EXERCISE OBJECTIVE - Type out the material below exactly.

Data entries:
---+---
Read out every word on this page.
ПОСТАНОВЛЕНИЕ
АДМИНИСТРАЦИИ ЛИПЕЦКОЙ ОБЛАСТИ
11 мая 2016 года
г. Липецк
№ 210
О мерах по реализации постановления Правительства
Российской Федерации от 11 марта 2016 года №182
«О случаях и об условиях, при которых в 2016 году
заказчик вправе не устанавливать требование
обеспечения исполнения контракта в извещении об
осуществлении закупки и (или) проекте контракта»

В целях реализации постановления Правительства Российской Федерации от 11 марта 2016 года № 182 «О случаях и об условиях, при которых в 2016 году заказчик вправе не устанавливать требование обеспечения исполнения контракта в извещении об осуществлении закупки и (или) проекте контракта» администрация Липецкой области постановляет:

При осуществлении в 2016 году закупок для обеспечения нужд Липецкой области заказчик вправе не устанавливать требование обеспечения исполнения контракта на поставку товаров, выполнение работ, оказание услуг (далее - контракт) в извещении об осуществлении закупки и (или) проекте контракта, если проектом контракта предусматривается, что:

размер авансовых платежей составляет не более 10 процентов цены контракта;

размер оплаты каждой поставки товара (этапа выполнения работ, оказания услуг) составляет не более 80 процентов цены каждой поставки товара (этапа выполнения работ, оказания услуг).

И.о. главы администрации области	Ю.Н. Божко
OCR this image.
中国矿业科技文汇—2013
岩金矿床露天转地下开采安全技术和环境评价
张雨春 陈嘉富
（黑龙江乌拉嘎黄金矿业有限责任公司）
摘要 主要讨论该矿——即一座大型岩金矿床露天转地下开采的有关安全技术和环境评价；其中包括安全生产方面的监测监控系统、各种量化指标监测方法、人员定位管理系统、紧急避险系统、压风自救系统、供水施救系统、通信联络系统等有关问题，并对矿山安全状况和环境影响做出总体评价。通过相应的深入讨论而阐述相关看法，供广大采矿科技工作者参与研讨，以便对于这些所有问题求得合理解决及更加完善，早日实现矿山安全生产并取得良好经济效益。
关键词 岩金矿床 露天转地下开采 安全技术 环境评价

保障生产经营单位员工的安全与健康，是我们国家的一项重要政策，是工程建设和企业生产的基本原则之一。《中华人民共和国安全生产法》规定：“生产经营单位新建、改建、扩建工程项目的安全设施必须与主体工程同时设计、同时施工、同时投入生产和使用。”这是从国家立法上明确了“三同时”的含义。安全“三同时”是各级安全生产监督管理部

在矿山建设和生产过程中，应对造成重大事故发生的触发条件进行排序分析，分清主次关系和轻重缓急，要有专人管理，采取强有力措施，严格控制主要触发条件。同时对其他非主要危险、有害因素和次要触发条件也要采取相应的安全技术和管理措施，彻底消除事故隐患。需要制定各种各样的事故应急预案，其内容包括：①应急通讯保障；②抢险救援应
---+---
REPLY TO THE EXERCISE -
Read out every word on this page.
ПОСТАНОВЛЕНИЕ
АДМИНИСТРАЦИИ ЛИПЕЦКОЙ ОБЛАСТИ
11 мая 2016 года
г. Липецк
№ 210
О мерах по реализации постановления Правительства
Российской Федерации от 11 марта 2016 года №182
«О случаях и об условиях, при которых в 2016 году
заказчик вправе не устанавливать требование
обеспечения исполнения контракта в извещении об
осуществлении закупки и (или) проекте контракта»

В целях реализации постановления Правительства Российской Федерации от 11 марта 2016 года № 182 «О случаях и об условиях, при которых в 2016 году заказчик вправе не устанавливать требование обеспечения исполнения контракта в извещении об осуществлении закупки и (или) проекте контракта» администрация Липецкой области постановляет:

При осуществлении в 2016 году закупок для обеспечения нужд Липецкой области заказчик вправе не устанавливать требование обеспечения исполнения контракта на поставку товаров, выполнение работ, оказание услуг (далее - контракт) в извещении об осуществлении закупки и (или) проекте контракта, если проектом контракта предусматривается, что:

размер авансовых платежей составляет не более 10 процентов цены контракта;

размер оплаты каждой поставки товара (этапа выполнения работ, оказания услуг) составляет не более 80 процентов цены каждой поставки товара (этапа выполнения работ, оказания услуг).

И.о. главы администрации области	Ю.Н. Божко
OCR this image.
中国矿业科技文汇—2013
岩金矿床露天转地下开采安全技术和环境评价
张雨春 陈嘉富
（黑龙江乌拉嘎黄金矿业有限责任公司）
摘要 主要讨论该矿——即一座大型岩金矿床露天转地下开采的有关安全技术和环境评价；其中包括安全生产方面的监测监控系统、各种量化指标监测方法、人员定位管理系统、紧急避险系统、压风自救系统、供水施救系统、通信联络系统等有关问题，并对矿山安全状况和环境影响做出总体评价。通过相应的深入讨论而阐述相关看法，供广大采矿科技工作者参与研讨，以便对于这些所有问题求得合理解决及更加完善，早日实现矿山安全生产并取得良好经济效益。
关键词 岩金矿床 露天转地下开采 安全技术 环境评价

保障生产经营单位员工的安全与健康，是我们国家的一项重要政策，是工程建设和企业生产的基本原则之一。《中华人民共和国安全生产法》规定：“生产经营单位新建、改建、扩建工程项目的安全设施必须与主体工程同时设计、同时施工、同时投入生产和使用。”这是从国家立法上明确了“三同时”的含义。安全“三同时”是各级安全生产监督管理部

在矿山建设和生产过程中，应对造成重大事故发生的触发条件进行排序分析，分清主次关系和轻重缓急，要有专人管理，采取强有力措施，严格控制主要触发条件。同时对其他非主要危险、有害因素和次要触发条件也要采取相应的安全技术和管理措施，彻底消除事故隐患。需要制定各种各样的事故应急预案，其内容包括：①应急通讯保障；②抢险救援应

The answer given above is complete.